[START]

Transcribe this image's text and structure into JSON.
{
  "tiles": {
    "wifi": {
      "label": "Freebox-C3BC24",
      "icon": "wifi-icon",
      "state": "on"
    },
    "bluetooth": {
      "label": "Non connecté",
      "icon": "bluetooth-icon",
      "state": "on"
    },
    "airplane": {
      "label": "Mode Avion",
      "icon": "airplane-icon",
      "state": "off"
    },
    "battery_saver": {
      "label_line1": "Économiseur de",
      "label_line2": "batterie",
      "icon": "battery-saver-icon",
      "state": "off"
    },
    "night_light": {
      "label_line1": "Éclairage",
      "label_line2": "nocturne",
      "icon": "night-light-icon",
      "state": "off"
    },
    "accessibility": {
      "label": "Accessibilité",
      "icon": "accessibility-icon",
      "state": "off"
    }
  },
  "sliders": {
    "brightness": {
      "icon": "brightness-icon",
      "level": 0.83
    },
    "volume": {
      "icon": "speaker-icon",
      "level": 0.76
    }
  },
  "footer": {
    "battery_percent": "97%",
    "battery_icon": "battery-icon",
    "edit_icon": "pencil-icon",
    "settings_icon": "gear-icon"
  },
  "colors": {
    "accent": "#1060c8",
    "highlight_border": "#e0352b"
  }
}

[END]

Exercise description:
Retype the material above, line by line, exactly.

Result below:
Transcribe this image's text and structure into JSON.
{
  "tiles": {
    "wifi": {
      "label": "Freebox-C3BC24",
      "icon": "wifi-icon",
      "state": "on"
    },
    "bluetooth": {
      "label": "Non connecté",
      "icon": "bluetooth-icon",
      "state": "on"
    },
    "airplane": {
      "label": "Mode Avion",
      "icon": "airplane-icon",
      "state": "off"
    },
    "battery_saver": {
      "label_line1": "Économiseur de",
      "label_line2": "batterie",
      "icon": "battery-saver-icon",
      "state": "off"
    },
    "night_light": {
      "label_line1": "Éclairage",
      "label_line2": "nocturne",
      "icon": "night-light-icon",
      "state": "off"
    },
    "accessibility": {
      "label": "Accessibilité",
      "icon": "accessibility-icon",
      "state": "off"
    }
  },
  "sliders": {
    "brightness": {
      "icon": "brightness-icon",
      "level": 0.83
    },
    "volume": {
      "icon": "speaker-icon",
      "level": 0.76
    }
  },
  "footer": {
    "battery_percent": "97%",
    "battery_icon": "battery-icon",
    "edit_icon": "pencil-icon",
    "settings_icon": "gear-icon"
  },
  "colors": {
    "accent": "#1060c8",
    "highlight_border": "#e0352b"
  }
}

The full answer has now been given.